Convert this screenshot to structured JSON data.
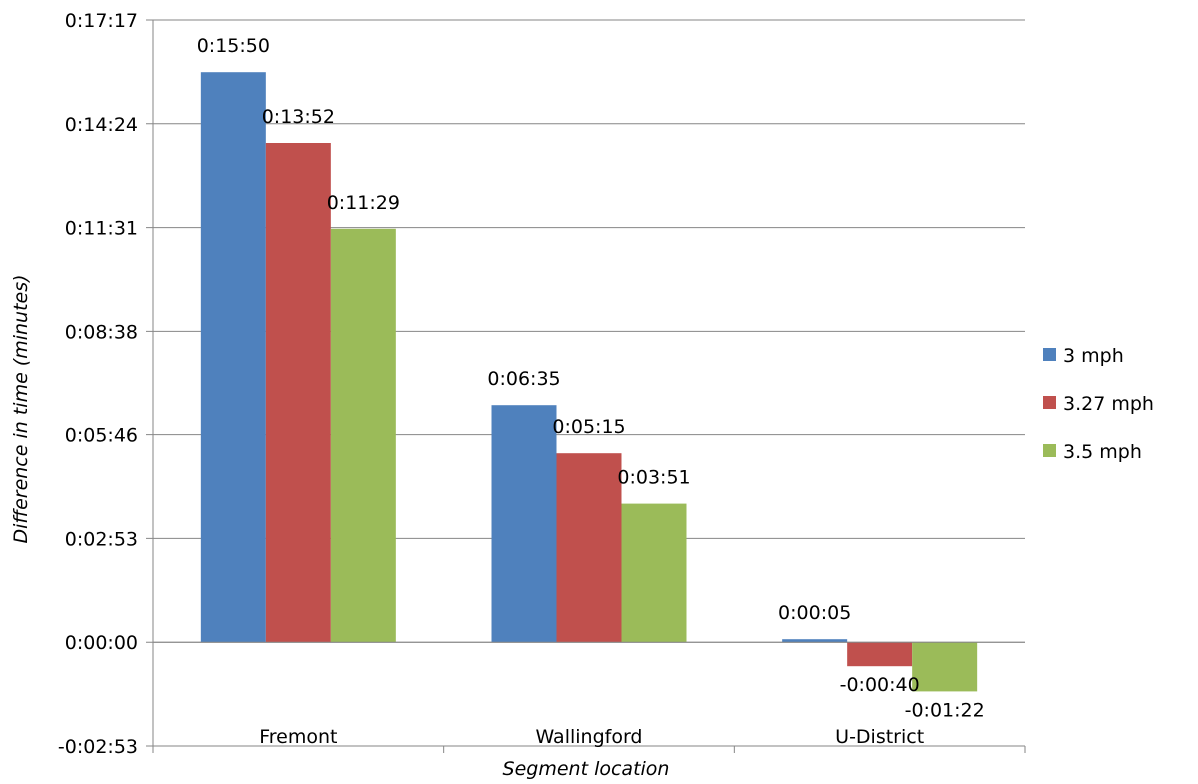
{
  "chart_data": {
    "type": "bar",
    "title": "",
    "xlabel": "Segment location",
    "ylabel": "Difference in time (minutes)",
    "categories": [
      "Fremont",
      "Wallingford",
      "U-District"
    ],
    "y_unit": "seconds",
    "ylim": [
      -173,
      1037
    ],
    "y_ticks": [
      -173,
      0,
      173,
      346,
      518,
      691,
      864,
      1037
    ],
    "y_tick_labels": [
      "-0:02:53",
      "0:00:00",
      "0:02:53",
      "0:05:46",
      "0:08:38",
      "0:11:31",
      "0:14:24",
      "0:17:17"
    ],
    "grid": true,
    "legend_position": "right",
    "series": [
      {
        "name": "3 mph",
        "color": "#4F81BD",
        "values": [
          950,
          395,
          5
        ],
        "labels": [
          "0:15:50",
          "0:06:35",
          "0:00:05"
        ]
      },
      {
        "name": "3.27 mph",
        "color": "#C0504D",
        "values": [
          832,
          315,
          -40
        ],
        "labels": [
          "0:13:52",
          "0:05:15",
          "-0:00:40"
        ]
      },
      {
        "name": "3.5 mph",
        "color": "#9BBB59",
        "values": [
          689,
          231,
          -82
        ],
        "labels": [
          "0:11:29",
          "0:03:51",
          "-0:01:22"
        ]
      }
    ]
  }
}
+ + +
● **Stated exercise**: From the listing, extract all text exactly as given and drop any picture.

● **Solution to this exercise**:
Convert this screenshot to structured JSON data.
{
  "chart_data": {
    "type": "bar",
    "title": "",
    "xlabel": "Segment location",
    "ylabel": "Difference in time (minutes)",
    "categories": [
      "Fremont",
      "Wallingford",
      "U-District"
    ],
    "y_unit": "seconds",
    "ylim": [
      -173,
      1037
    ],
    "y_ticks": [
      -173,
      0,
      173,
      346,
      518,
      691,
      864,
      1037
    ],
    "y_tick_labels": [
      "-0:02:53",
      "0:00:00",
      "0:02:53",
      "0:05:46",
      "0:08:38",
      "0:11:31",
      "0:14:24",
      "0:17:17"
    ],
    "grid": true,
    "legend_position": "right",
    "series": [
      {
        "name": "3 mph",
        "color": "#4F81BD",
        "values": [
          950,
          395,
          5
        ],
        "labels": [
          "0:15:50",
          "0:06:35",
          "0:00:05"
        ]
      },
      {
        "name": "3.27 mph",
        "color": "#C0504D",
        "values": [
          832,
          315,
          -40
        ],
        "labels": [
          "0:13:52",
          "0:05:15",
          "-0:00:40"
        ]
      },
      {
        "name": "3.5 mph",
        "color": "#9BBB59",
        "values": [
          689,
          231,
          -82
        ],
        "labels": [
          "0:11:29",
          "0:03:51",
          "-0:01:22"
        ]
      }
    ]
  }
}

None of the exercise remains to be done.